(DATA ENTRIES):
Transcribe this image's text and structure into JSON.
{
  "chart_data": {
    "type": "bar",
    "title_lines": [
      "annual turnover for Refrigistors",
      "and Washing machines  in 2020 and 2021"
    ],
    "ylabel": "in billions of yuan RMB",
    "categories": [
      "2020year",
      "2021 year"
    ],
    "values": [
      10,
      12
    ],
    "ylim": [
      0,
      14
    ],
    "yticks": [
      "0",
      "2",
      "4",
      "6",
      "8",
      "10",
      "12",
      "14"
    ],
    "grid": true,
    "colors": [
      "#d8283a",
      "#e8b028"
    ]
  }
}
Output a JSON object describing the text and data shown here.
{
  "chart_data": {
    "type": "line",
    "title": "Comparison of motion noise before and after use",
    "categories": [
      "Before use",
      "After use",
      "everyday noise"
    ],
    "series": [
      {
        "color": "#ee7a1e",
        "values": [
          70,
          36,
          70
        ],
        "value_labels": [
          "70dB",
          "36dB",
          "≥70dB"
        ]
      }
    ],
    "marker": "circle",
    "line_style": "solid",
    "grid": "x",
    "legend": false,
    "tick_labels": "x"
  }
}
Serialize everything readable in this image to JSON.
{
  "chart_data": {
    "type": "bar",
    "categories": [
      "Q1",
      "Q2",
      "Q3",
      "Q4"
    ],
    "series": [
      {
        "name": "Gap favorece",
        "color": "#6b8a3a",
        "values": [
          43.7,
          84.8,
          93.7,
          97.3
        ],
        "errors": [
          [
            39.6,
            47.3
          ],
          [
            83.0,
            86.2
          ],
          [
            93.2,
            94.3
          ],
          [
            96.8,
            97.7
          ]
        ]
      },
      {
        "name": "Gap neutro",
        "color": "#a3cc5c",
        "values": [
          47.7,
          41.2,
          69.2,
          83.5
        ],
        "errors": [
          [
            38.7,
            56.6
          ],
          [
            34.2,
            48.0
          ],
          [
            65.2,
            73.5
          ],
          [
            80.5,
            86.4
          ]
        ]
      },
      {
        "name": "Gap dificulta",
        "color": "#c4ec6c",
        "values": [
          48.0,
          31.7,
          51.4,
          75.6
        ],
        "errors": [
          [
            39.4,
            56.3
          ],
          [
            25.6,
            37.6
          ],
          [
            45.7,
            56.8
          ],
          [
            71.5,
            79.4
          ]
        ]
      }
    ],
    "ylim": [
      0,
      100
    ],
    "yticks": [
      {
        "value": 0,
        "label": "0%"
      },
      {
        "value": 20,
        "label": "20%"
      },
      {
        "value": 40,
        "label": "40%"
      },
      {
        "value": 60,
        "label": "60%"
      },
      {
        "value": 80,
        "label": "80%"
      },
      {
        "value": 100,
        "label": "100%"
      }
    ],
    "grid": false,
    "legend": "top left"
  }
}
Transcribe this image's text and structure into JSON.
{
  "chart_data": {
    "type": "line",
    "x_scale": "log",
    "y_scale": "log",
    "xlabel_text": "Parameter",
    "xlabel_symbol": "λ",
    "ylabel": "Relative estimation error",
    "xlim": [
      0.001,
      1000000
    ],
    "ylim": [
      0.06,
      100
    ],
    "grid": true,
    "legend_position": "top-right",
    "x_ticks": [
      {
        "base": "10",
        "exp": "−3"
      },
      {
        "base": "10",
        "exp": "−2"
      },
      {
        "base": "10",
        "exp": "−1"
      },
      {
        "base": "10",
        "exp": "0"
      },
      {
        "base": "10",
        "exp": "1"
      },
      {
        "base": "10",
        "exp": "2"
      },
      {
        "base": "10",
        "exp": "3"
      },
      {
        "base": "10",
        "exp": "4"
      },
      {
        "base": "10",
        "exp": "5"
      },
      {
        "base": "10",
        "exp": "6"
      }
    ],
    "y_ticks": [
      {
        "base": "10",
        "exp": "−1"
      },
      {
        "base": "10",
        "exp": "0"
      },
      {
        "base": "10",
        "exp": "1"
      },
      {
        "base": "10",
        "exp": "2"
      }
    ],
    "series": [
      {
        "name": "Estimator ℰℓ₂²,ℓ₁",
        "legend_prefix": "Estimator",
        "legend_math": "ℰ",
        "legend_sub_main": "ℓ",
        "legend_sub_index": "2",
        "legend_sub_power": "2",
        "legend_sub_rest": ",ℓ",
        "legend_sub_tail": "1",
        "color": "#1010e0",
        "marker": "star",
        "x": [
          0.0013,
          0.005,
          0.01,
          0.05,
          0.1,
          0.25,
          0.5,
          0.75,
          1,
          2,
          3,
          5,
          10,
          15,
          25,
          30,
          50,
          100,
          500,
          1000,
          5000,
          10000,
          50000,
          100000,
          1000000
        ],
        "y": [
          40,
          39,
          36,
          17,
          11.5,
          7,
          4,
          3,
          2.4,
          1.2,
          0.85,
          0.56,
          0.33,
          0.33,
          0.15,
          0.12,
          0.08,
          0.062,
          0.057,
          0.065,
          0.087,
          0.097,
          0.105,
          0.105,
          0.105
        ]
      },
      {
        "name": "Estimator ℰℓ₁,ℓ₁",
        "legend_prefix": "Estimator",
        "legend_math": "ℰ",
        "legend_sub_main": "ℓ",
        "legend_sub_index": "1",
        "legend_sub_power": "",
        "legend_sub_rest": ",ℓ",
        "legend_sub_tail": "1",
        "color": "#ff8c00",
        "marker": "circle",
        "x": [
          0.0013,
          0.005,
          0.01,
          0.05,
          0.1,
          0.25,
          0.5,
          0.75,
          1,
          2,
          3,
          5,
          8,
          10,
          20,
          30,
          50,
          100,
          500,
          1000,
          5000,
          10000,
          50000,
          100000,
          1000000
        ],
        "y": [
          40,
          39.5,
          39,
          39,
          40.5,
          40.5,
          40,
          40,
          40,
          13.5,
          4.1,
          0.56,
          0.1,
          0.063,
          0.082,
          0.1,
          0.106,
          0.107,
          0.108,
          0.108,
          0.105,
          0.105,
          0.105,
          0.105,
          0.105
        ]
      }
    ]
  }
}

(WRITTEN INSTRUCTION): Determine how many lines in the data above contain the string "marker". Give nothing except the number.

(PROBLEM SOLUTION): 3